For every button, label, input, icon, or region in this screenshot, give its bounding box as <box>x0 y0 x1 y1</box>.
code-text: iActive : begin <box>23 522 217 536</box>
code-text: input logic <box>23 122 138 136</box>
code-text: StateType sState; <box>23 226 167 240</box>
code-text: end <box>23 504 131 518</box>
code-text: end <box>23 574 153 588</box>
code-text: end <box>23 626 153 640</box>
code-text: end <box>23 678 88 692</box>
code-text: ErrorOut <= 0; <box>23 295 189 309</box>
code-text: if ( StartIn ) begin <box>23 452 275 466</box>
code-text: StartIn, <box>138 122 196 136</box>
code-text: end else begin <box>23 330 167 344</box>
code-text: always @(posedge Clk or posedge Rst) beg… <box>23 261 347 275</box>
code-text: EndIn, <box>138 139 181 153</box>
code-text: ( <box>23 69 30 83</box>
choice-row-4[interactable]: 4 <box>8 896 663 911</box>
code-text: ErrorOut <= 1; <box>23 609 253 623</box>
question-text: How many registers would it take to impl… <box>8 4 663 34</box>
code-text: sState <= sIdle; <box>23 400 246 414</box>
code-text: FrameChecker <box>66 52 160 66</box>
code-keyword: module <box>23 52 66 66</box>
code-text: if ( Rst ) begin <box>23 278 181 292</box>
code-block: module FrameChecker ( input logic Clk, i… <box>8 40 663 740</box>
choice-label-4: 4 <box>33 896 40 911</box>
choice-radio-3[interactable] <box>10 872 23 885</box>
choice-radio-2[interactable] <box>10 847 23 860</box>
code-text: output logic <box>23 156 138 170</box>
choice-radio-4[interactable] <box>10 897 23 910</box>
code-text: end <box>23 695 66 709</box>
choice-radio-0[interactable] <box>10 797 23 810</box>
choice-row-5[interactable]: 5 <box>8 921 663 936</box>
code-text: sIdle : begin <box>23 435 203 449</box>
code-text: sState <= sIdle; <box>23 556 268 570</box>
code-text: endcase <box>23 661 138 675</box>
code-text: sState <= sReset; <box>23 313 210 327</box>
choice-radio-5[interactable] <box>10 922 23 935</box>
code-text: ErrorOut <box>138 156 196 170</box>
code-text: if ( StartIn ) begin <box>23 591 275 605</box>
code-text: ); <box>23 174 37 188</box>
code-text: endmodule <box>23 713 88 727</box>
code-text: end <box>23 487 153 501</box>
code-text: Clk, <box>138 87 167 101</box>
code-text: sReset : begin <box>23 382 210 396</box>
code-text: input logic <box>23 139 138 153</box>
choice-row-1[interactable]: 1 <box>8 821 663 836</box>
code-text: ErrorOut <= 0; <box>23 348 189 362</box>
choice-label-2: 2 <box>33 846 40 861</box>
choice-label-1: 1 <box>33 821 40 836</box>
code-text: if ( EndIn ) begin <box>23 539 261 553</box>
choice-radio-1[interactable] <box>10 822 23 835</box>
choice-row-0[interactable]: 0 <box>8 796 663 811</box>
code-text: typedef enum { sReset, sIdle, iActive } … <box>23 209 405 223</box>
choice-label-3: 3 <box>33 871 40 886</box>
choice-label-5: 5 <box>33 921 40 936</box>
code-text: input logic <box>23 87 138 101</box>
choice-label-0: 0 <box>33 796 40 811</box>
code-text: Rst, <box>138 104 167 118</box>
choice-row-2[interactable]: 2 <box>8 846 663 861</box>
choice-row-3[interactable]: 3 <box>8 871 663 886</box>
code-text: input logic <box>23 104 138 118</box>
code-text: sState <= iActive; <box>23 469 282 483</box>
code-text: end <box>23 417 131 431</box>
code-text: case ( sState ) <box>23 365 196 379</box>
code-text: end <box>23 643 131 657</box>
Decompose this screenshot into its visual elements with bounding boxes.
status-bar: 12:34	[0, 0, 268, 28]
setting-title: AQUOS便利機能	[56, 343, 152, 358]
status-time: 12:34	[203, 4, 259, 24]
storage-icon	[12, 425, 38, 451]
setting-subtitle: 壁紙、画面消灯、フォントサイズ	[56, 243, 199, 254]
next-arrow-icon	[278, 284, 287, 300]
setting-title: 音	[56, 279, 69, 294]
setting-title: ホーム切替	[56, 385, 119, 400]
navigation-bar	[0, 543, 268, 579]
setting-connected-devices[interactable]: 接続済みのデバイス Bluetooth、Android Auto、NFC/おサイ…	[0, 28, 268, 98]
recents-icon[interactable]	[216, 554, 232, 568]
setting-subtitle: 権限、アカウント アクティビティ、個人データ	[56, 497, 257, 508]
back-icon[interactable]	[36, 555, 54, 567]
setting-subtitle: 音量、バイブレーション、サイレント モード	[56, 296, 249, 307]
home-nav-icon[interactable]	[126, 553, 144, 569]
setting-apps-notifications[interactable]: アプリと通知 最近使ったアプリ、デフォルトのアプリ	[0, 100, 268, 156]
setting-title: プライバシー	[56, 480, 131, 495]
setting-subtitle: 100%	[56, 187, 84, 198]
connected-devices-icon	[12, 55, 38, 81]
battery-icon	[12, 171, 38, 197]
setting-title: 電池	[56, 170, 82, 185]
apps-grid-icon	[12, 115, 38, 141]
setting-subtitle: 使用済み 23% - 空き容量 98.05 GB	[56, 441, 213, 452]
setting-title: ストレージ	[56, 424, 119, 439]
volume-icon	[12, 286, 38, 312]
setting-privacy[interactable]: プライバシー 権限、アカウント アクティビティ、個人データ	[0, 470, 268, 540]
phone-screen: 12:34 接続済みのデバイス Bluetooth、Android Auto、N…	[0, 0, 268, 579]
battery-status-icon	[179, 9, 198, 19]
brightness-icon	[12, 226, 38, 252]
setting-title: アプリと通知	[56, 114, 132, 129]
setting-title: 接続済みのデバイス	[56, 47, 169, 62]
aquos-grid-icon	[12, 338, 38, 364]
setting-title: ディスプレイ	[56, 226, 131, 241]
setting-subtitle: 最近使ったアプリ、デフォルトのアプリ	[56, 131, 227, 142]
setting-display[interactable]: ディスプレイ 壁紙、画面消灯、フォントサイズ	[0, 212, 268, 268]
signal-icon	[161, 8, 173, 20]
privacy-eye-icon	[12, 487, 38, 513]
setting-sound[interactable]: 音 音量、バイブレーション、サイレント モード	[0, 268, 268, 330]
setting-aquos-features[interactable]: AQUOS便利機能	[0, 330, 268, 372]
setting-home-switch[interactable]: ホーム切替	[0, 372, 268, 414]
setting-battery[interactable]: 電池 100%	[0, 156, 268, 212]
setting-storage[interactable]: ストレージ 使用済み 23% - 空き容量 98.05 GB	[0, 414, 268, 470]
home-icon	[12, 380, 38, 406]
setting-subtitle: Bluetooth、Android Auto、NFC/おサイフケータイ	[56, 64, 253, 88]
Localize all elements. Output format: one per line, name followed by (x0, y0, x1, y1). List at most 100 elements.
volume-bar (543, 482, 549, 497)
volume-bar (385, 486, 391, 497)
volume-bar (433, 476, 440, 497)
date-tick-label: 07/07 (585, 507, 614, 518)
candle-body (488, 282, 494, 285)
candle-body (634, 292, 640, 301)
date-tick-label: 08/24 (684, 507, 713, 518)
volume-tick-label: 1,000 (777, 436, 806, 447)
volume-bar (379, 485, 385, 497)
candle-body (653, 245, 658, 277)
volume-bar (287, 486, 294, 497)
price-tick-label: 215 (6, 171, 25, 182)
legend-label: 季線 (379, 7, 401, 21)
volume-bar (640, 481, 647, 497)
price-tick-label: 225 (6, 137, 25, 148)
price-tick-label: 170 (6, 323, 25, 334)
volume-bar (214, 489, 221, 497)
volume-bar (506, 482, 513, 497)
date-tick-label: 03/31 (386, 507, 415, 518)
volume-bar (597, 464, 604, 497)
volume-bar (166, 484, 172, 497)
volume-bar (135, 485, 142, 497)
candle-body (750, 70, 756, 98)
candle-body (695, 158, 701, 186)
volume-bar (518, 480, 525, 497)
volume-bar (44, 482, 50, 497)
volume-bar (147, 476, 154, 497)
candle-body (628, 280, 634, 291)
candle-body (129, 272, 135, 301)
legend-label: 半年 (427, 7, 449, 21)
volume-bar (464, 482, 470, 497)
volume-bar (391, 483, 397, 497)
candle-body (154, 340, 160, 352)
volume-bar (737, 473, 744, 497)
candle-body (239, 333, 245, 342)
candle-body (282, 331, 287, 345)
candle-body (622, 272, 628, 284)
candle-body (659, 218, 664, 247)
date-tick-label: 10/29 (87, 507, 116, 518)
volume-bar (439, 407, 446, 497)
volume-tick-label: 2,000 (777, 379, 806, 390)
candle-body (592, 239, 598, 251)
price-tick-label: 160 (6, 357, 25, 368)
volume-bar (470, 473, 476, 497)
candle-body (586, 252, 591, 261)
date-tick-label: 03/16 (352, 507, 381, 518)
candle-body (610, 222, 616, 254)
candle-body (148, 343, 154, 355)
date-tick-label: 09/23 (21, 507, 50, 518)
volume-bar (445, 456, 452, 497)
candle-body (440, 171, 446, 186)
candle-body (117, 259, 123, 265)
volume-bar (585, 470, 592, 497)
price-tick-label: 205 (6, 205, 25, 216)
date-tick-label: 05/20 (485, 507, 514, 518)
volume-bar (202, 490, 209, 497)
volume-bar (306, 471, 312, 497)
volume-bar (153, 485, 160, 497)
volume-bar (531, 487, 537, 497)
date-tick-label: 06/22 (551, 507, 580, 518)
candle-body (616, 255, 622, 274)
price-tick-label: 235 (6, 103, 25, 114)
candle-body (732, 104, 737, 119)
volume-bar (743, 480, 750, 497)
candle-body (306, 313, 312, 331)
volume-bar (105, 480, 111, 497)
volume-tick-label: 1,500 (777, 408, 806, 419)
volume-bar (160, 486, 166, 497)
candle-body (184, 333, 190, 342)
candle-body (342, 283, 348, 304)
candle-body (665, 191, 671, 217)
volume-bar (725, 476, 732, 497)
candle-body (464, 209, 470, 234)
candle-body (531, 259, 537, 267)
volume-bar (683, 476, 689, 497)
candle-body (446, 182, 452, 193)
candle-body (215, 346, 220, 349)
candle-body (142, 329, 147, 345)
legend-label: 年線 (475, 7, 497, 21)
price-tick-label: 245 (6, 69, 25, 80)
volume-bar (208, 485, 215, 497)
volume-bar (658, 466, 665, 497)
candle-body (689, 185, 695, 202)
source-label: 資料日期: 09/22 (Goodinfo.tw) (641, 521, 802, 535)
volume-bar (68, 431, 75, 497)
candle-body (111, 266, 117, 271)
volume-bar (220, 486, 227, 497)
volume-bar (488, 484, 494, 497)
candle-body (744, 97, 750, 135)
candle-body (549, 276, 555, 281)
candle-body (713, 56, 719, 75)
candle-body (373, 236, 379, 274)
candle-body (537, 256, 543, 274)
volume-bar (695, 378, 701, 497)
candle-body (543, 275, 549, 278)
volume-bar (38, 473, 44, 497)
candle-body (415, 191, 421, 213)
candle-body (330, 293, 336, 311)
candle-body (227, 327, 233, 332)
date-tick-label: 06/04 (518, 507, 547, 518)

====

GIVEN PROBLEM: Copy out the lines of the items from the very first line through the line containing "question-text: How many", both included, word for word.

OUTPUT BELOW:
For every button, label, input, icon, or region in this screenshot, give its bounding box as <box>x0 y0 x1 y1</box>.
code-text: iActive : begin <box>23 522 217 536</box>
code-text: input logic <box>23 122 138 136</box>
code-text: StateType sState; <box>23 226 167 240</box>
code-text: end <box>23 504 131 518</box>
code-text: end <box>23 574 153 588</box>
code-text: end <box>23 626 153 640</box>
code-text: end <box>23 678 88 692</box>
code-text: ErrorOut <= 0; <box>23 295 189 309</box>
code-text: if ( StartIn ) begin <box>23 452 275 466</box>
code-text: StartIn, <box>138 122 196 136</box>
code-text: end else begin <box>23 330 167 344</box>
code-text: always @(posedge Clk or posedge Rst) beg… <box>23 261 347 275</box>
code-text: EndIn, <box>138 139 181 153</box>
code-text: ( <box>23 69 30 83</box>
choice-row-4[interactable]: 4 <box>8 896 663 911</box>
code-text: ErrorOut <= 1; <box>23 609 253 623</box>
question-text: How many registers would it take to impl… <box>8 4 663 34</box>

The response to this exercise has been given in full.